Items:
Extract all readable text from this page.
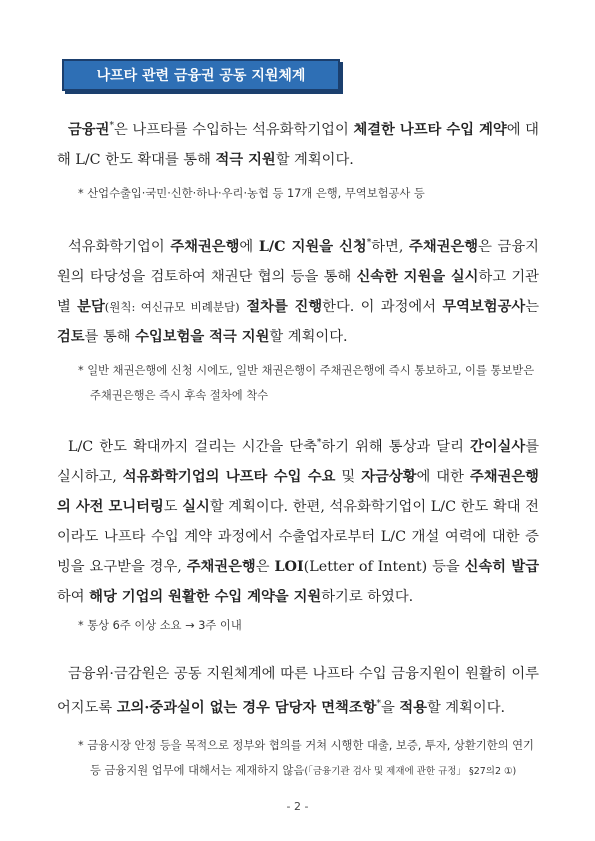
나프타 관련 금융권 공동 지원체계
금융권*은 나프타를 수입하는 석유화학기업이 체결한 나프타 수입 계약에 대해 L/C 한도 확대를 통해 적극 지원할 계획이다.
* 산업수출입·국민·신한·하나·우리·농협 등 17개 은행, 무역보험공사 등
석유화학기업이 주채권은행에 L/C 지원을 신청*하면, 주채권은행은 금융지원의 타당성을 검토하여 채권단 협의 등을 통해 신속한 지원을 실시하고 기관별 분담(원칙: 여신규모 비례분담) 절차를 진행한다. 이 과정에서 무역보험공사는 검토를 통해 수입보험을 적극 지원할 계획이다.
* 일반 채권은행에 신청 시에도, 일반 채권은행이 주채권은행에 즉시 통보하고, 이를 통보받은 주채권은행은 즉시 후속 절차에 착수
L/C 한도 확대까지 걸리는 시간을 단축*하기 위해 통상과 달리 간이실사를 실시하고, 석유화학기업의 나프타 수입 수요 및 자금상황에 대한 주채권은행의 사전 모니터링도 실시할 계획이다. 한편, 석유화학기업이 L/C 한도 확대 전이라도 나프타 수입 계약 과정에서 수출업자로부터 L/C 개설 여력에 대한 증빙을 요구받을 경우, 주채권은행은 LOI(Letter of Intent) 등을 신속히 발급하여 해당 기업의 원활한 수입 계약을 지원하기로 하였다.
* 통상 6주 이상 소요 → 3주 이내
금융위·금감원은 공동 지원체계에 따른 나프타 수입 금융지원이 원활히 이루어지도록 고의·중과실이 없는 경우 담당자 면책조항*을 적용할 계획이다.
* 금융시장 안정 등을 목적으로 정부와 협의를 거쳐 시행한 대출, 보증, 투자, 상환기한의 연기 등 금융지원 업무에 대해서는 제재하지 않음(「금융기관 검사 및 제재에 관한 규정」 §27의2 ①)
- 2 -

Exercise objective:
Leave every image out, and retype the material exactly.

Response:
Extract all readable text from this page.
나프타 관련 금융권 공동 지원체계
금융권*은 나프타를 수입하는 석유화학기업이 체결한 나프타 수입 계약에 대해 L/C 한도 확대를 통해 적극 지원할 계획이다.
* 산업수출입·국민·신한·하나·우리·농협 등 17개 은행, 무역보험공사 등
석유화학기업이 주채권은행에 L/C 지원을 신청*하면, 주채권은행은 금융지원의 타당성을 검토하여 채권단 협의 등을 통해 신속한 지원을 실시하고 기관별 분담(원칙: 여신규모 비례분담) 절차를 진행한다. 이 과정에서 무역보험공사는 검토를 통해 수입보험을 적극 지원할 계획이다.
* 일반 채권은행에 신청 시에도, 일반 채권은행이 주채권은행에 즉시 통보하고, 이를 통보받은 주채권은행은 즉시 후속 절차에 착수
L/C 한도 확대까지 걸리는 시간을 단축*하기 위해 통상과 달리 간이실사를 실시하고, 석유화학기업의 나프타 수입 수요 및 자금상황에 대한 주채권은행의 사전 모니터링도 실시할 계획이다. 한편, 석유화학기업이 L/C 한도 확대 전이라도 나프타 수입 계약 과정에서 수출업자로부터 L/C 개설 여력에 대한 증빙을 요구받을 경우, 주채권은행은 LOI(Letter of Intent) 등을 신속히 발급하여 해당 기업의 원활한 수입 계약을 지원하기로 하였다.
* 통상 6주 이상 소요 → 3주 이내
금융위·금감원은 공동 지원체계에 따른 나프타 수입 금융지원이 원활히 이루어지도록 고의·중과실이 없는 경우 담당자 면책조항*을 적용할 계획이다.
* 금융시장 안정 등을 목적으로 정부와 협의를 거쳐 시행한 대출, 보증, 투자, 상환기한의 연기 등 금융지원 업무에 대해서는 제재하지 않음(「금융기관 검사 및 제재에 관한 규정」 §27의2 ①)
- 2 -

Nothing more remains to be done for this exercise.